Go through the records below line by line. Count the lines with "Underlier" and give the count alone.
·····
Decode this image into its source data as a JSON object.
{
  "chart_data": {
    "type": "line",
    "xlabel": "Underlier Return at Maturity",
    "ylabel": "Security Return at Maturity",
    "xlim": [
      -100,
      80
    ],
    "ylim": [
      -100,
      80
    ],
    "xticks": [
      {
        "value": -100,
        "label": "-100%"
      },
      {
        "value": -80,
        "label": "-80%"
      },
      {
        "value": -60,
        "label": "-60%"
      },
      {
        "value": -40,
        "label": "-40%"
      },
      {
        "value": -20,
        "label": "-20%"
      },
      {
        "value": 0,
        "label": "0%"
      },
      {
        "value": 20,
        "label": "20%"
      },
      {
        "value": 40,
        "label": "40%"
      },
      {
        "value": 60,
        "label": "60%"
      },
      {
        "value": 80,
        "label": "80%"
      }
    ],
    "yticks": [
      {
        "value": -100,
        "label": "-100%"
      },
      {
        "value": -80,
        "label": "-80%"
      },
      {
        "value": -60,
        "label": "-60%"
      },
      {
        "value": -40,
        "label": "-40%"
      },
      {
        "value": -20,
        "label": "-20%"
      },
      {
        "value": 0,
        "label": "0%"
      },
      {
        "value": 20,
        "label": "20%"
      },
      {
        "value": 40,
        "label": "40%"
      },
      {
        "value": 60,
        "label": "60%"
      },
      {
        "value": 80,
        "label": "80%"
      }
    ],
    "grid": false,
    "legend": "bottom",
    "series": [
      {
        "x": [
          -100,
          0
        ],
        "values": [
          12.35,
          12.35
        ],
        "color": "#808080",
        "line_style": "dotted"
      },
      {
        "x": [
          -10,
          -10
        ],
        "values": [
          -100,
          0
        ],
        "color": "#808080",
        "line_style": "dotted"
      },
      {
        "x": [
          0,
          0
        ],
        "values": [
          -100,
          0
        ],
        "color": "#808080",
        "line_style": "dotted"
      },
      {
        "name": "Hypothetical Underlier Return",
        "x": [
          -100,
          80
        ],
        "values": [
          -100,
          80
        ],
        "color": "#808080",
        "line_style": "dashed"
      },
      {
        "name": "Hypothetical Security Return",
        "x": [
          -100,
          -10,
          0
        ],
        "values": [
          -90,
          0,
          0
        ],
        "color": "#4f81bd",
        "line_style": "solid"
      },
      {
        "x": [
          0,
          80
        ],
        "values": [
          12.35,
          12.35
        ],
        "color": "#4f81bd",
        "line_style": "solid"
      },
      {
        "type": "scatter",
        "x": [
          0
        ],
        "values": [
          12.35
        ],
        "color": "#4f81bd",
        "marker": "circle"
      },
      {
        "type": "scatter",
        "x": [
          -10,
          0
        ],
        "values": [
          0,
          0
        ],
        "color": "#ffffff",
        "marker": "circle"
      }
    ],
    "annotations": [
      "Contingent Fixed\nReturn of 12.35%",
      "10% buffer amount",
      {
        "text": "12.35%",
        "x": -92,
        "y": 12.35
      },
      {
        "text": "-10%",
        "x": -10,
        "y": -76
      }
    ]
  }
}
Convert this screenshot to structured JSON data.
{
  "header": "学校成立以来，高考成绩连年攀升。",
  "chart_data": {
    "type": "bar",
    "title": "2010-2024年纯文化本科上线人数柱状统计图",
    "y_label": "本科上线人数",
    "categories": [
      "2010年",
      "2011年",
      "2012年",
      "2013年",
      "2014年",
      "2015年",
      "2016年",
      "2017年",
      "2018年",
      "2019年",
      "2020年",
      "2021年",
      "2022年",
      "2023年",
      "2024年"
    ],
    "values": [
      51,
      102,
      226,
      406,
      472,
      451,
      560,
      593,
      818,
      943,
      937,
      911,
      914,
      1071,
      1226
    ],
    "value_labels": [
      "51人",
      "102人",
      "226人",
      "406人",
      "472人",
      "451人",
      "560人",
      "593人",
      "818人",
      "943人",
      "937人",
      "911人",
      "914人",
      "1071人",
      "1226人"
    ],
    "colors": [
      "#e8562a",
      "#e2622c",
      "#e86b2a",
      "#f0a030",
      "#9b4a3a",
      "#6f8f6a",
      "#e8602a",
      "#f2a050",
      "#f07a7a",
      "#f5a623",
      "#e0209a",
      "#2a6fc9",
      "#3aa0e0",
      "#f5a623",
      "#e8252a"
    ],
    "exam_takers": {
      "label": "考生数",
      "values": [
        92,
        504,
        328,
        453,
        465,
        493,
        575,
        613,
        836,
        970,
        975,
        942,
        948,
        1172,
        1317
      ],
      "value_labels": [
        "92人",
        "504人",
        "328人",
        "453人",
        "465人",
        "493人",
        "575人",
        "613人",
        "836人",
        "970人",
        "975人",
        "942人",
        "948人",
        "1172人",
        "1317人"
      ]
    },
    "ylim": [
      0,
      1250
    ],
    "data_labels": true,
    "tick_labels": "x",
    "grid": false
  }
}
·····
§ **Written reply**
2